### What this task involves
Reproduce the data below in full and exclude every picture.

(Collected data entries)

◆ ◆ ◆ ◆ ◆

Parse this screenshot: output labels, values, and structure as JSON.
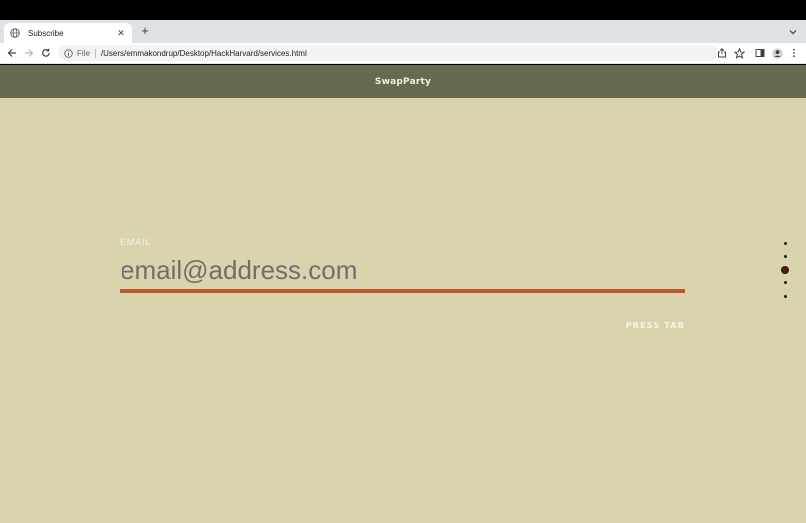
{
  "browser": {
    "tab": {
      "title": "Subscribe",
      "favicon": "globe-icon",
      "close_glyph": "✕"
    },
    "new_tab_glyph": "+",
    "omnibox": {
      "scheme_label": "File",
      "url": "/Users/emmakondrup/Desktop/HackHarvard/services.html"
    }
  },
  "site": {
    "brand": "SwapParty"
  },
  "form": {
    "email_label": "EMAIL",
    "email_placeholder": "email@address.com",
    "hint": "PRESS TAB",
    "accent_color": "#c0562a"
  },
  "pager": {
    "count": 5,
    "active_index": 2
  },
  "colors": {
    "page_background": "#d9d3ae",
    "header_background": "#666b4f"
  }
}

◆ ◆ ◆ ◆ ◆

### Solution to the problem
Parse this screenshot: output labels, values, and structure as JSON.
{
  "browser": {
    "tab": {
      "title": "Subscribe",
      "favicon": "globe-icon",
      "close_glyph": "✕"
    },
    "new_tab_glyph": "+",
    "omnibox": {
      "scheme_label": "File",
      "url": "/Users/emmakondrup/Desktop/HackHarvard/services.html"
    }
  },
  "site": {
    "brand": "SwapParty"
  },
  "form": {
    "email_label": "EMAIL",
    "email_placeholder": "email@address.com",
    "hint": "PRESS TAB",
    "accent_color": "#c0562a"
  },
  "pager": {
    "count": 5,
    "active_index": 2
  },
  "colors": {
    "page_background": "#d9d3ae",
    "header_background": "#666b4f"
  }
}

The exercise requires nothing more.